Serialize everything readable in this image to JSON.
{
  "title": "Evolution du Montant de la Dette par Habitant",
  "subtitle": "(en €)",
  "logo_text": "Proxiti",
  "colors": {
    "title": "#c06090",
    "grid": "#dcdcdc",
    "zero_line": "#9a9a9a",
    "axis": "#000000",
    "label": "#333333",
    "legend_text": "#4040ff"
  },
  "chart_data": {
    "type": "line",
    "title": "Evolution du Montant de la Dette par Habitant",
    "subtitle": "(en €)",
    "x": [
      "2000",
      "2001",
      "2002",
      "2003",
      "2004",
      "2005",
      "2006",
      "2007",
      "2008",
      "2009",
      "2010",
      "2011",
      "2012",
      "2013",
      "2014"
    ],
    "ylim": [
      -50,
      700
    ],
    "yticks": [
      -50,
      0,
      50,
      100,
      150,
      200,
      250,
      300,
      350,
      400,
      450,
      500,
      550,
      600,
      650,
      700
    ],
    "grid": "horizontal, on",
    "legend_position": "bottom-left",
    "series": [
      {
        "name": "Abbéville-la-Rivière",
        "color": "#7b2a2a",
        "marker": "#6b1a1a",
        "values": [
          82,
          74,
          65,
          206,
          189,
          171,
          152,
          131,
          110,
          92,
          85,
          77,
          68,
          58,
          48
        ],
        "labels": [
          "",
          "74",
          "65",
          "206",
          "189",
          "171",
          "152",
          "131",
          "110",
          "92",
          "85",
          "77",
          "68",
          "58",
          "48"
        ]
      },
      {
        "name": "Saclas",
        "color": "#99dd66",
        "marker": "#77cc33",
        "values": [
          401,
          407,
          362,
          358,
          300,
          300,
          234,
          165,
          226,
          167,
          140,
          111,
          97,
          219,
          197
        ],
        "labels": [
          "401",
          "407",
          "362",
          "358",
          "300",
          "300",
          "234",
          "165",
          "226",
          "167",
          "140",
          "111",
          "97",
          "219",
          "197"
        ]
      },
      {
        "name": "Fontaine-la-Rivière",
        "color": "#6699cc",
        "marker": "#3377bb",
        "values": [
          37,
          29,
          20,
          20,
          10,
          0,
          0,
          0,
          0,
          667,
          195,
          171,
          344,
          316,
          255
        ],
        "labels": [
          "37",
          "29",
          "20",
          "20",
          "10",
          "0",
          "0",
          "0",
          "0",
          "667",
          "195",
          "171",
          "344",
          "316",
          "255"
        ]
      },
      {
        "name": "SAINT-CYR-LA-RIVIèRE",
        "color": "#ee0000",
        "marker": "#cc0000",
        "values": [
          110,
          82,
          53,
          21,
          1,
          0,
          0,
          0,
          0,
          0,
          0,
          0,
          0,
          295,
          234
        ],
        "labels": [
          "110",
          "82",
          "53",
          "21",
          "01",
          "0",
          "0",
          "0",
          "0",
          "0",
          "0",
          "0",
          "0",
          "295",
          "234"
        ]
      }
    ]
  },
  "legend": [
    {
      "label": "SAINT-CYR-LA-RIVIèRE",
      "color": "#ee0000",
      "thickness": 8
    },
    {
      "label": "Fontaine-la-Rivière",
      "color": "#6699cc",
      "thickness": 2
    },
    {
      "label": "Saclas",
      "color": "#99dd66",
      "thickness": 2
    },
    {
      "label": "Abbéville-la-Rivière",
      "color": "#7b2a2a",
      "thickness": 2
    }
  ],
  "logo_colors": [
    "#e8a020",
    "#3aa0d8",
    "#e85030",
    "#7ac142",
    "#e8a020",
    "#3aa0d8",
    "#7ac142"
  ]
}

=======

YOUR TASK:
Show all lines from the listing above in which "Montant" appears.

TASK RESPONSE:
  "title": "Evolution du Montant de la Dette par Habitant",
    "title": "Evolution du Montant de la Dette par Habitant",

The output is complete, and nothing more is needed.